- [Set exercise]:
List all lines of the data that include the string "fois".

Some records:
::::

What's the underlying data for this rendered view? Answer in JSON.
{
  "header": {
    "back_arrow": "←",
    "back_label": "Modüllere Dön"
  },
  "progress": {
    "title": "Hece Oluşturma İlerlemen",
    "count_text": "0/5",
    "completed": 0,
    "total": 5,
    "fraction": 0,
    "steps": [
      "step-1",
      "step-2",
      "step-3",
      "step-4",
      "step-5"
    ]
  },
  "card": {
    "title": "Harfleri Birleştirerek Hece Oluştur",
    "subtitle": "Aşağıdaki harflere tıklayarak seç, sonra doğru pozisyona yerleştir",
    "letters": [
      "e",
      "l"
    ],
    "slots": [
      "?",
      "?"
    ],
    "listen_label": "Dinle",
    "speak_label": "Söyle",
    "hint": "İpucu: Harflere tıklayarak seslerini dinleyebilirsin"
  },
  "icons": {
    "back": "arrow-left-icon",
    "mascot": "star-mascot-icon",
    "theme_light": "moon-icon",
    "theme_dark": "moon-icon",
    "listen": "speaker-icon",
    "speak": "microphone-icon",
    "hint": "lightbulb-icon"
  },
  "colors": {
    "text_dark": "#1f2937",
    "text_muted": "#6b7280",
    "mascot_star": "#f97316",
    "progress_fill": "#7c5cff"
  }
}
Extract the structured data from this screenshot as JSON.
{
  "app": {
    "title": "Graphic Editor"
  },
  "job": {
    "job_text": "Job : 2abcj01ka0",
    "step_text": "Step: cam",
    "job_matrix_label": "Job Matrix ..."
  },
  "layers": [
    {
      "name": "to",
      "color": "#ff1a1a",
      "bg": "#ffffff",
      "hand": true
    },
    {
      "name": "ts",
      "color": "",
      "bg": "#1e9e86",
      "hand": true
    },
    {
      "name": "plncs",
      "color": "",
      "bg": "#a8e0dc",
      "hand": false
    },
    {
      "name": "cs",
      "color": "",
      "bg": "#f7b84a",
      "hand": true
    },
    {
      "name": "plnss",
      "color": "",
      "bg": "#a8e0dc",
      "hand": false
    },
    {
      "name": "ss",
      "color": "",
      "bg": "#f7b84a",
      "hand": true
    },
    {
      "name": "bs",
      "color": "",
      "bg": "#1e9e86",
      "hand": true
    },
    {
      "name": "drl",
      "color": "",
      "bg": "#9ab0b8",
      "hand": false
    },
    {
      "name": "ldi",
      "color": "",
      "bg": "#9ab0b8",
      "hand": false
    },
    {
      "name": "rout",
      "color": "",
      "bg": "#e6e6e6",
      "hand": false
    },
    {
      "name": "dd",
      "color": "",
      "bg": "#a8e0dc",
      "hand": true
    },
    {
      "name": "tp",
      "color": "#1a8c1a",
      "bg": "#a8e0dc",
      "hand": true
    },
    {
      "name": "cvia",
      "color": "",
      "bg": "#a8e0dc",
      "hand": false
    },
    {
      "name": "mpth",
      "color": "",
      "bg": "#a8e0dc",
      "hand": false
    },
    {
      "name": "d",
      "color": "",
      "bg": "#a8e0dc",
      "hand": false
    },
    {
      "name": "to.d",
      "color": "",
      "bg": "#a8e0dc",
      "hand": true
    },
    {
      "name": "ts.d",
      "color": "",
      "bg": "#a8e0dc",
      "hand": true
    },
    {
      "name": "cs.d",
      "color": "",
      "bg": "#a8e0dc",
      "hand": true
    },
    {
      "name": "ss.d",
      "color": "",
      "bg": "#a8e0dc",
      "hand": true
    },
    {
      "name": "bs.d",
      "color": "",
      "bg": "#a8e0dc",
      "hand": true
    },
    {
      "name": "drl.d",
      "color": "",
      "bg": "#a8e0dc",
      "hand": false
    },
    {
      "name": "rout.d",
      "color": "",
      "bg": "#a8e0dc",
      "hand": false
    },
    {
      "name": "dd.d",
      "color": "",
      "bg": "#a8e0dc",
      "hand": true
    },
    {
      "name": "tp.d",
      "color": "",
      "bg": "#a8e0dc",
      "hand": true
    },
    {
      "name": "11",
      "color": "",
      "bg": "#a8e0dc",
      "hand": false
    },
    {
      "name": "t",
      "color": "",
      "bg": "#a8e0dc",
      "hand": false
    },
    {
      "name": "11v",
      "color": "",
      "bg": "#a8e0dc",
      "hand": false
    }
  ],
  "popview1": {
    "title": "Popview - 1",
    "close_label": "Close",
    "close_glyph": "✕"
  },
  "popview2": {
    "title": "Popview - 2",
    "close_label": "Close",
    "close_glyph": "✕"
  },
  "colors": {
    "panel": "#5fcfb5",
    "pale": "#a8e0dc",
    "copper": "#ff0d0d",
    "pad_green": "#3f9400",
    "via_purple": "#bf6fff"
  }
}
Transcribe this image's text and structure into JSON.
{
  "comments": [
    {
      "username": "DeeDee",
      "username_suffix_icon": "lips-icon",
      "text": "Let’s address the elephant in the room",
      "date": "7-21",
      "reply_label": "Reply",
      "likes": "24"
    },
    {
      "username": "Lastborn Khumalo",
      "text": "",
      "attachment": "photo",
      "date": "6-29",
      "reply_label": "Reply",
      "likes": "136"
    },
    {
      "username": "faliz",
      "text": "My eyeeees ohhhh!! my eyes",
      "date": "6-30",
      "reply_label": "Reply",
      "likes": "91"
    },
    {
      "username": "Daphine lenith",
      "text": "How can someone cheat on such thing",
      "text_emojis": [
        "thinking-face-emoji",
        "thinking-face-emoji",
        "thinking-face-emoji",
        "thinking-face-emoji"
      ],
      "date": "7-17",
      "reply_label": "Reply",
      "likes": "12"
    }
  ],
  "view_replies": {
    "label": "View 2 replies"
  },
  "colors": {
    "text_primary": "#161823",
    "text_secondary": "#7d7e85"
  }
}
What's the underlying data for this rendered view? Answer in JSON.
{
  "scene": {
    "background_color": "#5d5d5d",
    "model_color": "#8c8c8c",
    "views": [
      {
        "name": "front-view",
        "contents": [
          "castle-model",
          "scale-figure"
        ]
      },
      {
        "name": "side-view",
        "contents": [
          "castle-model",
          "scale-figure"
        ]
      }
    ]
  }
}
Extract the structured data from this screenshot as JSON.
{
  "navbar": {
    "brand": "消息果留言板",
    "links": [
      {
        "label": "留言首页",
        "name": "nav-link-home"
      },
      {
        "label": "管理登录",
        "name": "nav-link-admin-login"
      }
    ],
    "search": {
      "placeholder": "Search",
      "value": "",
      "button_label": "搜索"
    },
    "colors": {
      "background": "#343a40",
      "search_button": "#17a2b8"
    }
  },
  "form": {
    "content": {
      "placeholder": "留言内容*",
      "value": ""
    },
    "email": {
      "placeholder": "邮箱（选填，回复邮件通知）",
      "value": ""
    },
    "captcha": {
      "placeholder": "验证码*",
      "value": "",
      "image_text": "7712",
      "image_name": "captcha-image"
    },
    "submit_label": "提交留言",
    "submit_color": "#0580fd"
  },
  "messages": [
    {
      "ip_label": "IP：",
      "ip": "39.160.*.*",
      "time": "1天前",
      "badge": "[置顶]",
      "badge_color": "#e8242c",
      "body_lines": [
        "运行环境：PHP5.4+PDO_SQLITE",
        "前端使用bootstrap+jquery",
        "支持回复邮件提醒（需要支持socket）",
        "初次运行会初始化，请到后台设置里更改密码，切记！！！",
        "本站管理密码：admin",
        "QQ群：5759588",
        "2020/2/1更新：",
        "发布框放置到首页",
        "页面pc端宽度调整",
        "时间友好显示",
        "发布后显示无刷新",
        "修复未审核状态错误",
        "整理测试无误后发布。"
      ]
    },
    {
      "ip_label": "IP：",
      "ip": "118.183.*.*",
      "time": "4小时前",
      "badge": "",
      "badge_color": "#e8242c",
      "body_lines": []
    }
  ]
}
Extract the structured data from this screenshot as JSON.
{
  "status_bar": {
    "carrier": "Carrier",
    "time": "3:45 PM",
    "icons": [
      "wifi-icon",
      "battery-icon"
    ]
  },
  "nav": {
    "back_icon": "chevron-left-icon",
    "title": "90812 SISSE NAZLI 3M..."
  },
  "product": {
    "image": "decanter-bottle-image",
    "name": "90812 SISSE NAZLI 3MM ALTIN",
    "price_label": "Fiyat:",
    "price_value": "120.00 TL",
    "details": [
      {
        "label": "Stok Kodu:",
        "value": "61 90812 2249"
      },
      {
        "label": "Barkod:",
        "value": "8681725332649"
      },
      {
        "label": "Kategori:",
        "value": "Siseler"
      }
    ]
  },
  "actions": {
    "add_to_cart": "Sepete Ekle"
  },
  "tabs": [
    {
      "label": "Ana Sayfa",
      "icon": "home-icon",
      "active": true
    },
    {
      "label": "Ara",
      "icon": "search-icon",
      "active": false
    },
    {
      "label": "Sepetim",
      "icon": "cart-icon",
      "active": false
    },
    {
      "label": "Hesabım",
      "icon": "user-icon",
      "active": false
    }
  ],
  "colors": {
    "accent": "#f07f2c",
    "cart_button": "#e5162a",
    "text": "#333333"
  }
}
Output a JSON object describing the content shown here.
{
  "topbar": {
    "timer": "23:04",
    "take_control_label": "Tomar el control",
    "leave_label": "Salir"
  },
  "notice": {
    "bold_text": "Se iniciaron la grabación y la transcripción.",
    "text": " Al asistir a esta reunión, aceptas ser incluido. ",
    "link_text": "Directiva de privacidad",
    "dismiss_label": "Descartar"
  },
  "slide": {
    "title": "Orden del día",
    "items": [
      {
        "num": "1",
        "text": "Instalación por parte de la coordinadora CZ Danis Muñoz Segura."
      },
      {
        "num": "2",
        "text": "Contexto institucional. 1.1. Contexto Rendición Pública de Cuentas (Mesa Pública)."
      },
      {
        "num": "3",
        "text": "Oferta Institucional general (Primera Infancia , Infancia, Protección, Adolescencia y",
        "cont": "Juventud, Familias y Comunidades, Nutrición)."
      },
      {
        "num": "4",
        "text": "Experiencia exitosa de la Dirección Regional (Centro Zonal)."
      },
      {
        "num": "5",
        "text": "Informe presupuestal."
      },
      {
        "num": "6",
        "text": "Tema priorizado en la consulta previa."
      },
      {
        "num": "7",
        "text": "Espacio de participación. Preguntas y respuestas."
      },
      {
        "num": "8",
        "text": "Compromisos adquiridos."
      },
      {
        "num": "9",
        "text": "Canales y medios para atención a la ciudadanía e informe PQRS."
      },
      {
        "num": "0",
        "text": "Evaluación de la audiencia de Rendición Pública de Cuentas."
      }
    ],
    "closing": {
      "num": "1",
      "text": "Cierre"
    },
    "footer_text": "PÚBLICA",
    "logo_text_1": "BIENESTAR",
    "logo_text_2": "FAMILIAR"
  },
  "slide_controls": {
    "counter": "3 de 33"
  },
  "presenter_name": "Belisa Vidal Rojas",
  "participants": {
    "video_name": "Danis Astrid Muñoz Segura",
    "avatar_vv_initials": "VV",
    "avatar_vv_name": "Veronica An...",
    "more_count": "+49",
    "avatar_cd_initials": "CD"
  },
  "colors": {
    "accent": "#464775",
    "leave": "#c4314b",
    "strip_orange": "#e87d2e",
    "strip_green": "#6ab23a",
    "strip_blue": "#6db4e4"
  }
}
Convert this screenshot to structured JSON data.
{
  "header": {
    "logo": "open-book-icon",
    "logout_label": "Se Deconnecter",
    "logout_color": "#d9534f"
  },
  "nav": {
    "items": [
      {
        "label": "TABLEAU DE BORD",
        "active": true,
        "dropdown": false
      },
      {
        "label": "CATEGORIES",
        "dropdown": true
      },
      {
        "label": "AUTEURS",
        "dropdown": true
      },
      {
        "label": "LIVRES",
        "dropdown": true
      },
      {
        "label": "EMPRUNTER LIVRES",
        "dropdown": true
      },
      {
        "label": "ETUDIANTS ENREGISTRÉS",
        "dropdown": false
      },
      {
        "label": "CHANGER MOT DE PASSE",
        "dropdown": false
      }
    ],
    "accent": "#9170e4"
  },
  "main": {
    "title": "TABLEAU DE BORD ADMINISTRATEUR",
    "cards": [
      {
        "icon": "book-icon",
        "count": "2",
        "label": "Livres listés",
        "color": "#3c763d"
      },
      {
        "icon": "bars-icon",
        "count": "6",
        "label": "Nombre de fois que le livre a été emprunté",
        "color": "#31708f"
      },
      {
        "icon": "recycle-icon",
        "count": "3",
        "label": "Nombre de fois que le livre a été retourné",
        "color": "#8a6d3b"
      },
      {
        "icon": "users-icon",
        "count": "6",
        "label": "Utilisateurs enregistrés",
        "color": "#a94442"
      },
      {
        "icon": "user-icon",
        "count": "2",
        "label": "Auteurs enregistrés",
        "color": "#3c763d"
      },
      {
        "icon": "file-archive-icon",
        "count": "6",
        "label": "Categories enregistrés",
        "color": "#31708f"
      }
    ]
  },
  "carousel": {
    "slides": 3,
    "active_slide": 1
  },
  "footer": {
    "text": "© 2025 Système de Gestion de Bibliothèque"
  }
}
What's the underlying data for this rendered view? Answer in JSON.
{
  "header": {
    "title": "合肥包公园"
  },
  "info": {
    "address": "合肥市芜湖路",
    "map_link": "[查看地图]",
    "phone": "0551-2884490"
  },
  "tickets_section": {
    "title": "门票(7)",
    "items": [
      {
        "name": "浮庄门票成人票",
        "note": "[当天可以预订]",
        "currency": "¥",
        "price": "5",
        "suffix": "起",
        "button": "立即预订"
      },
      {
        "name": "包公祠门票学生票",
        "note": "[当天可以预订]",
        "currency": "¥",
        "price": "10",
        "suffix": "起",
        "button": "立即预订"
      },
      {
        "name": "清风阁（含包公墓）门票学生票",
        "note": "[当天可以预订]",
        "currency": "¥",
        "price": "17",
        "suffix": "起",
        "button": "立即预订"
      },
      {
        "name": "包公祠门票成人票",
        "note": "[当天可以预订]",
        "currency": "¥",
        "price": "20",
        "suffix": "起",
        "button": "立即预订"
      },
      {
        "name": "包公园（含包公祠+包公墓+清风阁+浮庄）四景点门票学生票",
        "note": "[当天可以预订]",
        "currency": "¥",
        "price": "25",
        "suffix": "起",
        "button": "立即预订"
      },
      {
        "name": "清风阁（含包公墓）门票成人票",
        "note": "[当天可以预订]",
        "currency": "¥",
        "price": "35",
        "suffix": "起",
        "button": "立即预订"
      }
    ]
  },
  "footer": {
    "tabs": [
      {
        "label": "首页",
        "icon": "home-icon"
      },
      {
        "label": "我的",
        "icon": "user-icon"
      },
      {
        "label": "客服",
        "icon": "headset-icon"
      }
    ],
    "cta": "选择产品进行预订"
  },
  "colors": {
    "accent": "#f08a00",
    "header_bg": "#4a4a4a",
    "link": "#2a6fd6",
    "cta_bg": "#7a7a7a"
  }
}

::::

- [Result for this exercise]:
        "label": "Nombre de fois que le livre a été emprunté",
        "label": "Nombre de fois que le livre a été retourné",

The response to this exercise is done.